SUPPLIED RECORDS:
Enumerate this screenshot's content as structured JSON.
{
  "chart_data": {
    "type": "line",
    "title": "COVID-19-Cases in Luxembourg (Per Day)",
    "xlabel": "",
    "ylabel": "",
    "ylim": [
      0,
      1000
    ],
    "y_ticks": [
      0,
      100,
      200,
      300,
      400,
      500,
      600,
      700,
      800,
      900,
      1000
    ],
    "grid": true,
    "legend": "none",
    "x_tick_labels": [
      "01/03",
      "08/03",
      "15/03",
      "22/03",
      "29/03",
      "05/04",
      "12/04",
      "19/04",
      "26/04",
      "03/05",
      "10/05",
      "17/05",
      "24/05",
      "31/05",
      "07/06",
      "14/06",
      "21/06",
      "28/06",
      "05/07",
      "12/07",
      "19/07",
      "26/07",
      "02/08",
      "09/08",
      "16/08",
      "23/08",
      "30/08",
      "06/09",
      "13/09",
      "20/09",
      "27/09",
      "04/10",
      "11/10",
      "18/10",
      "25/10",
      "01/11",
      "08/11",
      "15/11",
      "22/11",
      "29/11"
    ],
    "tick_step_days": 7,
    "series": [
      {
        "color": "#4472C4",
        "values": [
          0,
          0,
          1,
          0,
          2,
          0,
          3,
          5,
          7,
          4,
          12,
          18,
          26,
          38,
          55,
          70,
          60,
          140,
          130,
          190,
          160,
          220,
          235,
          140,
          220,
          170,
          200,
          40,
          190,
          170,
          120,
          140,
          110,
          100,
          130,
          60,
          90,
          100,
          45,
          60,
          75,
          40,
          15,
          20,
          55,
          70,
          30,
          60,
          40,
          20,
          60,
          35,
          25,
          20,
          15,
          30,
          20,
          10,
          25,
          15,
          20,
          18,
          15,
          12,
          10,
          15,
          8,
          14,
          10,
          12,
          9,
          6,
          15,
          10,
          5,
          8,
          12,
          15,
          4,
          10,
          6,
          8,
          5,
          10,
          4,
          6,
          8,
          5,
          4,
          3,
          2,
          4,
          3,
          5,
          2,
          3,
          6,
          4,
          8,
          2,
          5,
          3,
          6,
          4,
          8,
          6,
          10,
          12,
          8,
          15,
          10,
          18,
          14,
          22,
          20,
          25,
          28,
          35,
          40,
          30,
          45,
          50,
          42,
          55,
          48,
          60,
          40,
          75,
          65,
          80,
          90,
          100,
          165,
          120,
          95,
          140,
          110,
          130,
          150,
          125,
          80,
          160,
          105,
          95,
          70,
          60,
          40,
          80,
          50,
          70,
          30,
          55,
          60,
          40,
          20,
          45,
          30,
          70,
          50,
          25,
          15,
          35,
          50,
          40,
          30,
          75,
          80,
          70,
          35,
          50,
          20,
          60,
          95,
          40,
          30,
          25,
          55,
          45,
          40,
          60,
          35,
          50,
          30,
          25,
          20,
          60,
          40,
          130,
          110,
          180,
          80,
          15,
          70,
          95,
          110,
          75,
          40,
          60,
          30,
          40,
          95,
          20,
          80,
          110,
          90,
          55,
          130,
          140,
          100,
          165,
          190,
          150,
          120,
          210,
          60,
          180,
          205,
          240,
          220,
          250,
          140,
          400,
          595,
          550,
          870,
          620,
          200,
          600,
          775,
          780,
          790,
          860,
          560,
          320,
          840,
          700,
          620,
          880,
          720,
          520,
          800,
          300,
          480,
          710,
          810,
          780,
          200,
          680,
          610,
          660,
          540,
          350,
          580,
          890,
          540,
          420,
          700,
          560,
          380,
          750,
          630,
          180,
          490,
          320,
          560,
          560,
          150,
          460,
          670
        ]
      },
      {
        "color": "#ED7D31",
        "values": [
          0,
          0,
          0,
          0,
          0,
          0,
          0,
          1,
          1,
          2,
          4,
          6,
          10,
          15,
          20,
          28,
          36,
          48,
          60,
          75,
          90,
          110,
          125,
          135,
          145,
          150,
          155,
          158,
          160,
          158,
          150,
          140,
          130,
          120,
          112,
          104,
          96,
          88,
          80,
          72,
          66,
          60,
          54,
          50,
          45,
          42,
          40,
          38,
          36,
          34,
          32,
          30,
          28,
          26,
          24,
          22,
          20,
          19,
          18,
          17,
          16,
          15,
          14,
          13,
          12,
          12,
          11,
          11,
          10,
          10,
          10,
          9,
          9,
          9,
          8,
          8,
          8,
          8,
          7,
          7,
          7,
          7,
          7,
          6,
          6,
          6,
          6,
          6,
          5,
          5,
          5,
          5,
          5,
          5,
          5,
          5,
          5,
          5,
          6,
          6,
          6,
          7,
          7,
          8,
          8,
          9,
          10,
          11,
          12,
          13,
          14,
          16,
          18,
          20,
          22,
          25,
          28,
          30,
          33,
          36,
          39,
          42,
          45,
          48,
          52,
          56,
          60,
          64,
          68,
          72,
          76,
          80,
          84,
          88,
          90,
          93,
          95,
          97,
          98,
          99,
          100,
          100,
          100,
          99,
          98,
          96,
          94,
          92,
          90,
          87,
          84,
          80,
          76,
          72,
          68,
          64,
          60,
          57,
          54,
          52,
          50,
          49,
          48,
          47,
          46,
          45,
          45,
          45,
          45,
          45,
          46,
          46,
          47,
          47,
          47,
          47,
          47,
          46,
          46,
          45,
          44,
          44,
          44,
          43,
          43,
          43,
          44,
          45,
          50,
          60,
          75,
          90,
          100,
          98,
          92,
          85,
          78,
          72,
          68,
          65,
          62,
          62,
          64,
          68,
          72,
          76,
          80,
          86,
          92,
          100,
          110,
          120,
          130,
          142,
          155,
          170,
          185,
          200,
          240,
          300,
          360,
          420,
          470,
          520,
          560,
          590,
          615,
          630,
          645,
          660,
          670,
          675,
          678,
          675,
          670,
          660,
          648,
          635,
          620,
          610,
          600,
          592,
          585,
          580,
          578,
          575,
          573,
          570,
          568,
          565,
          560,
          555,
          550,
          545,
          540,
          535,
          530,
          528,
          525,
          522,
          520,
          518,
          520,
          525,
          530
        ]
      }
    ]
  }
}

REQUIRED TASK:
Repeat the records exactly, including every line.

SOLUTION TO THE PROBLEM:
Enumerate this screenshot's content as structured JSON.
{
  "chart_data": {
    "type": "line",
    "title": "COVID-19-Cases in Luxembourg (Per Day)",
    "xlabel": "",
    "ylabel": "",
    "ylim": [
      0,
      1000
    ],
    "y_ticks": [
      0,
      100,
      200,
      300,
      400,
      500,
      600,
      700,
      800,
      900,
      1000
    ],
    "grid": true,
    "legend": "none",
    "x_tick_labels": [
      "01/03",
      "08/03",
      "15/03",
      "22/03",
      "29/03",
      "05/04",
      "12/04",
      "19/04",
      "26/04",
      "03/05",
      "10/05",
      "17/05",
      "24/05",
      "31/05",
      "07/06",
      "14/06",
      "21/06",
      "28/06",
      "05/07",
      "12/07",
      "19/07",
      "26/07",
      "02/08",
      "09/08",
      "16/08",
      "23/08",
      "30/08",
      "06/09",
      "13/09",
      "20/09",
      "27/09",
      "04/10",
      "11/10",
      "18/10",
      "25/10",
      "01/11",
      "08/11",
      "15/11",
      "22/11",
      "29/11"
    ],
    "tick_step_days": 7,
    "series": [
      {
        "color": "#4472C4",
        "values": [
          0,
          0,
          1,
          0,
          2,
          0,
          3,
          5,
          7,
          4,
          12,
          18,
          26,
          38,
          55,
          70,
          60,
          140,
          130,
          190,
          160,
          220,
          235,
          140,
          220,
          170,
          200,
          40,
          190,
          170,
          120,
          140,
          110,
          100,
          130,
          60,
          90,
          100,
          45,
          60,
          75,
          40,
          15,
          20,
          55,
          70,
          30,
          60,
          40,
          20,
          60,
          35,
          25,
          20,
          15,
          30,
          20,
          10,
          25,
          15,
          20,
          18,
          15,
          12,
          10,
          15,
          8,
          14,
          10,
          12,
          9,
          6,
          15,
          10,
          5,
          8,
          12,
          15,
          4,
          10,
          6,
          8,
          5,
          10,
          4,
          6,
          8,
          5,
          4,
          3,
          2,
          4,
          3,
          5,
          2,
          3,
          6,
          4,
          8,
          2,
          5,
          3,
          6,
          4,
          8,
          6,
          10,
          12,
          8,
          15,
          10,
          18,
          14,
          22,
          20,
          25,
          28,
          35,
          40,
          30,
          45,
          50,
          42,
          55,
          48,
          60,
          40,
          75,
          65,
          80,
          90,
          100,
          165,
          120,
          95,
          140,
          110,
          130,
          150,
          125,
          80,
          160,
          105,
          95,
          70,
          60,
          40,
          80,
          50,
          70,
          30,
          55,
          60,
          40,
          20,
          45,
          30,
          70,
          50,
          25,
          15,
          35,
          50,
          40,
          30,
          75,
          80,
          70,
          35,
          50,
          20,
          60,
          95,
          40,
          30,
          25,
          55,
          45,
          40,
          60,
          35,
          50,
          30,
          25,
          20,
          60,
          40,
          130,
          110,
          180,
          80,
          15,
          70,
          95,
          110,
          75,
          40,
          60,
          30,
          40,
          95,
          20,
          80,
          110,
          90,
          55,
          130,
          140,
          100,
          165,
          190,
          150,
          120,
          210,
          60,
          180,
          205,
          240,
          220,
          250,
          140,
          400,
          595,
          550,
          870,
          620,
          200,
          600,
          775,
          780,
          790,
          860,
          560,
          320,
          840,
          700,
          620,
          880,
          720,
          520,
          800,
          300,
          480,
          710,
          810,
          780,
          200,
          680,
          610,
          660,
          540,
          350,
          580,
          890,
          540,
          420,
          700,
          560,
          380,
          750,
          630,
          180,
          490,
          320,
          560,
          560,
          150,
          460,
          670
        ]
      },
      {
        "color": "#ED7D31",
        "values": [
          0,
          0,
          0,
          0,
          0,
          0,
          0,
          1,
          1,
          2,
          4,
          6,
          10,
          15,
          20,
          28,
          36,
          48,
          60,
          75,
          90,
          110,
          125,
          135,
          145,
          150,
          155,
          158,
          160,
          158,
          150,
          140,
          130,
          120,
          112,
          104,
          96,
          88,
          80,
          72,
          66,
          60,
          54,
          50,
          45,
          42,
          40,
          38,
          36,
          34,
          32,
          30,
          28,
          26,
          24,
          22,
          20,
          19,
          18,
          17,
          16,
          15,
          14,
          13,
          12,
          12,
          11,
          11,
          10,
          10,
          10,
          9,
          9,
          9,
          8,
          8,
          8,
          8,
          7,
          7,
          7,
          7,
          7,
          6,
          6,
          6,
          6,
          6,
          5,
          5,
          5,
          5,
          5,
          5,
          5,
          5,
          5,
          5,
          6,
          6,
          6,
          7,
          7,
          8,
          8,
          9,
          10,
          11,
          12,
          13,
          14,
          16,
          18,
          20,
          22,
          25,
          28,
          30,
          33,
          36,
          39,
          42,
          45,
          48,
          52,
          56,
          60,
          64,
          68,
          72,
          76,
          80,
          84,
          88,
          90,
          93,
          95,
          97,
          98,
          99,
          100,
          100,
          100,
          99,
          98,
          96,
          94,
          92,
          90,
          87,
          84,
          80,
          76,
          72,
          68,
          64,
          60,
          57,
          54,
          52,
          50,
          49,
          48,
          47,
          46,
          45,
          45,
          45,
          45,
          45,
          46,
          46,
          47,
          47,
          47,
          47,
          47,
          46,
          46,
          45,
          44,
          44,
          44,
          43,
          43,
          43,
          44,
          45,
          50,
          60,
          75,
          90,
          100,
          98,
          92,
          85,
          78,
          72,
          68,
          65,
          62,
          62,
          64,
          68,
          72,
          76,
          80,
          86,
          92,
          100,
          110,
          120,
          130,
          142,
          155,
          170,
          185,
          200,
          240,
          300,
          360,
          420,
          470,
          520,
          560,
          590,
          615,
          630,
          645,
          660,
          670,
          675,
          678,
          675,
          670,
          660,
          648,
          635,
          620,
          610,
          600,
          592,
          585,
          580,
          578,
          575,
          573,
          570,
          568,
          565,
          560,
          555,
          550,
          545,
          540,
          535,
          530,
          528,
          525,
          522,
          520,
          518,
          520,
          525,
          530
        ]
      }
    ]
  }
}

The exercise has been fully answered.